START SUPPLIED MATERIAL

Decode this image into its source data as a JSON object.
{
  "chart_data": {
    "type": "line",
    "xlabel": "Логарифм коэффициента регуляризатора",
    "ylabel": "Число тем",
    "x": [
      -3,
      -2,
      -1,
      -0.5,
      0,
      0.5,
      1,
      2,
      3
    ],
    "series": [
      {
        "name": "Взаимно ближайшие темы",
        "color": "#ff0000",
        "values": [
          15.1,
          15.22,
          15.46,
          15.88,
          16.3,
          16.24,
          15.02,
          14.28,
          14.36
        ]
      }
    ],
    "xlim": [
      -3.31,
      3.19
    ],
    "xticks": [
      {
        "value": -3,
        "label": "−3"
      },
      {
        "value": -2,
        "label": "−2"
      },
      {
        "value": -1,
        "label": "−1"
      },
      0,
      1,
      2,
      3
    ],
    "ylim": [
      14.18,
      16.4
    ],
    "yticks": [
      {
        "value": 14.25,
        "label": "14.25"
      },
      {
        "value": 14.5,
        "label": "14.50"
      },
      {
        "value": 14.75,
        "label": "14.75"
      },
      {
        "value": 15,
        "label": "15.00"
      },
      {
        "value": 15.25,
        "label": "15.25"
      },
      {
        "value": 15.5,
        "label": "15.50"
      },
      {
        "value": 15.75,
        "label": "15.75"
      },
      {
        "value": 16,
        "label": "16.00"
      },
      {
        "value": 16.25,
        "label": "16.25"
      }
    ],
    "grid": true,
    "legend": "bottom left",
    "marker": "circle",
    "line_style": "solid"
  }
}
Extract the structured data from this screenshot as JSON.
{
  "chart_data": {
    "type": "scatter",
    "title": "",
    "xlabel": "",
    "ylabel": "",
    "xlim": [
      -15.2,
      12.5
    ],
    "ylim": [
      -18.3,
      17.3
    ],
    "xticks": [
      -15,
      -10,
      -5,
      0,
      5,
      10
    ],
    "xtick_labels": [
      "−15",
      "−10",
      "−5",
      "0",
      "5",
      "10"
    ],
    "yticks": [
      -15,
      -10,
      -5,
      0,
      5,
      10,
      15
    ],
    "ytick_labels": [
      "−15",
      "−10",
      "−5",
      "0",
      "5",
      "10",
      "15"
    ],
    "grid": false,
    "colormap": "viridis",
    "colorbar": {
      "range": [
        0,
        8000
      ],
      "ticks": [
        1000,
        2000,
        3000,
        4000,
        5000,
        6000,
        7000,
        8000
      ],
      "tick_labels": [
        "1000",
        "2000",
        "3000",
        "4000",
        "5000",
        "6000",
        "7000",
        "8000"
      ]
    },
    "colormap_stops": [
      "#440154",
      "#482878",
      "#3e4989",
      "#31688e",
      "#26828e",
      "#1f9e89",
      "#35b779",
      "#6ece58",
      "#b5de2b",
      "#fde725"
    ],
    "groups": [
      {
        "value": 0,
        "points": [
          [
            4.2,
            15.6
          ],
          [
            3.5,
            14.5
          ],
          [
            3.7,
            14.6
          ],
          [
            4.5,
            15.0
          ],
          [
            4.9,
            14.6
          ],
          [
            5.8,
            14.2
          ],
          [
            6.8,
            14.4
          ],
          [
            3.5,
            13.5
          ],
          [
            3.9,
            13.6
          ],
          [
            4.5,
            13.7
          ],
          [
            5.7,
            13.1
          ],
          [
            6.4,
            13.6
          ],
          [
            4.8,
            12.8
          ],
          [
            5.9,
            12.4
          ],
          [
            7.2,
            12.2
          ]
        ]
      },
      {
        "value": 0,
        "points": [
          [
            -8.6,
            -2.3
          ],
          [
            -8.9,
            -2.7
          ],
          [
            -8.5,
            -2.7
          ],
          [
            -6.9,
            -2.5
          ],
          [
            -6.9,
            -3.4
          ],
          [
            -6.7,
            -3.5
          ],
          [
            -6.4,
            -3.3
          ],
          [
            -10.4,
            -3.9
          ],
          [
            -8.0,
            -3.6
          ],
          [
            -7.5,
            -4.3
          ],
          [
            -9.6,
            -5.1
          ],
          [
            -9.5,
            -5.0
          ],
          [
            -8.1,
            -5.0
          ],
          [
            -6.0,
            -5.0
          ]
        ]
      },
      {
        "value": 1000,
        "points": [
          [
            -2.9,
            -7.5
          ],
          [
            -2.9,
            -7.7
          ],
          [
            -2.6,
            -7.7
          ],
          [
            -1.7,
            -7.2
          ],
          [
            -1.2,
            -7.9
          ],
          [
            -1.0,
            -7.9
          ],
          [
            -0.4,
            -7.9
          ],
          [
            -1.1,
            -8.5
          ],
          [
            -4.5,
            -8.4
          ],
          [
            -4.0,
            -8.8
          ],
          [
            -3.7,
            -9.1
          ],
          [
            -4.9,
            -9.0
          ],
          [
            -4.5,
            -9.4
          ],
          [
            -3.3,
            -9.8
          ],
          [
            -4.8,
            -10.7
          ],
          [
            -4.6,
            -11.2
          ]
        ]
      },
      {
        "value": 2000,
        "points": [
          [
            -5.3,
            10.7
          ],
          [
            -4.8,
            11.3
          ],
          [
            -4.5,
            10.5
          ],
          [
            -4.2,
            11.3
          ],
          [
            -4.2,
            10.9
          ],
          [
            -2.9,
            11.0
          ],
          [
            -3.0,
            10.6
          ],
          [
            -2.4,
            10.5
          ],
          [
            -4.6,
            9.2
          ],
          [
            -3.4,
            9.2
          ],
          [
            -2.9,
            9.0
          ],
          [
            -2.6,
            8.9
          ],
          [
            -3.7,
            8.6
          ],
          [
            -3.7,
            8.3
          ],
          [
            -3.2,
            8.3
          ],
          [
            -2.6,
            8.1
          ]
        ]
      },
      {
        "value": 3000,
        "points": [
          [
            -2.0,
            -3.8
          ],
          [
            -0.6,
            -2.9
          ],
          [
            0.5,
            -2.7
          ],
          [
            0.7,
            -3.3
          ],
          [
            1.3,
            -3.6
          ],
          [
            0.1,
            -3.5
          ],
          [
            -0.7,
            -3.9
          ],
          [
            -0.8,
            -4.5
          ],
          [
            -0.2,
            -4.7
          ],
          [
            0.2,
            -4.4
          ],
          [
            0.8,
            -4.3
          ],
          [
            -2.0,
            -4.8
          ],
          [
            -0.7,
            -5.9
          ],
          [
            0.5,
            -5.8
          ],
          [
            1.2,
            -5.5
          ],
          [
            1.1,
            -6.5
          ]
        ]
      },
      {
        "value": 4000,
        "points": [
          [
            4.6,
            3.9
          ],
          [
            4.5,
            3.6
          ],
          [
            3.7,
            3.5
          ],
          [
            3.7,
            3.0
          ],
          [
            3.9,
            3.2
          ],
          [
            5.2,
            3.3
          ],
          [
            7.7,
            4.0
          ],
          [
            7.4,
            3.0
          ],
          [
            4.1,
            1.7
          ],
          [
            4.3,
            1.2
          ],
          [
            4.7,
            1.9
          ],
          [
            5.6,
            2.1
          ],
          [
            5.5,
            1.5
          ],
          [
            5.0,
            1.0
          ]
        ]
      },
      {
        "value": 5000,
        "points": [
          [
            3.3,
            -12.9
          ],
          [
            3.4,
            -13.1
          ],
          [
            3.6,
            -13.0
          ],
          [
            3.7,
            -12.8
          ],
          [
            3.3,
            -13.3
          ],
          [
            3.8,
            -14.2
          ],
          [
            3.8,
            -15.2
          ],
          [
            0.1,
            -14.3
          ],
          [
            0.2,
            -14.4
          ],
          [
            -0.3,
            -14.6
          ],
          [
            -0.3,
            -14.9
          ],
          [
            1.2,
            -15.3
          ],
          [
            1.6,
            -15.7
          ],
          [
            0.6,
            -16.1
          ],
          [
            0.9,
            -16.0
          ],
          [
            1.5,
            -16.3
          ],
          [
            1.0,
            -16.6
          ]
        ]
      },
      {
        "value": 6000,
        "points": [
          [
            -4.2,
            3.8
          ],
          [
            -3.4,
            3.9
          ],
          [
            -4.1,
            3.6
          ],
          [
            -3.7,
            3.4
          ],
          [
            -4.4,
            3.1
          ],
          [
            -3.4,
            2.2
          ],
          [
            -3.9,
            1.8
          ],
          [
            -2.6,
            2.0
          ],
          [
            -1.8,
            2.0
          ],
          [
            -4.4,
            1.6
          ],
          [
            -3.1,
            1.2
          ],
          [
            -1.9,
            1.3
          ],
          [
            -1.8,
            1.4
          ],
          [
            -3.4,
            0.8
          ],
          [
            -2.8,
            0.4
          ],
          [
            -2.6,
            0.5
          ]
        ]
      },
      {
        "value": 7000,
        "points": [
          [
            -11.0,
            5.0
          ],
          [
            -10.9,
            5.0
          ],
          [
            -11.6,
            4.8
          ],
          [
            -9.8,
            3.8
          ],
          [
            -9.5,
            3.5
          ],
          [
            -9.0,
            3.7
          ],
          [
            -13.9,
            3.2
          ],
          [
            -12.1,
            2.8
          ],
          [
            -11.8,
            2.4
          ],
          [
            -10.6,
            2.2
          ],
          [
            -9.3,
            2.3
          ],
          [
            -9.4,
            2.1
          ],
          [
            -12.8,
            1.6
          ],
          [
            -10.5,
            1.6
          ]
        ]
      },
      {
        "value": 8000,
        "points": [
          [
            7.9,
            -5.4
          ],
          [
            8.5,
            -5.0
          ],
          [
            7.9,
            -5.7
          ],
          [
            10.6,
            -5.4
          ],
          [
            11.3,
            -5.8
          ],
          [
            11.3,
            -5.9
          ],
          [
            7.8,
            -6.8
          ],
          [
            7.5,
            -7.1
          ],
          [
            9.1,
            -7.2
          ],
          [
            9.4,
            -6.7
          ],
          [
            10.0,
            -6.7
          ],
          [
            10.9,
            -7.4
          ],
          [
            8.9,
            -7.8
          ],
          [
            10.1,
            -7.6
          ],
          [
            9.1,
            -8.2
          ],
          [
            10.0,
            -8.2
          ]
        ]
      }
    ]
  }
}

END SUPPLIED MATERIAL

* STATED GOAL *
Copy out all lines that carry the word "this".

* RESPONSE *
Decode this image into its source data as a JSON object.
Extract the structured data from this screenshot as JSON.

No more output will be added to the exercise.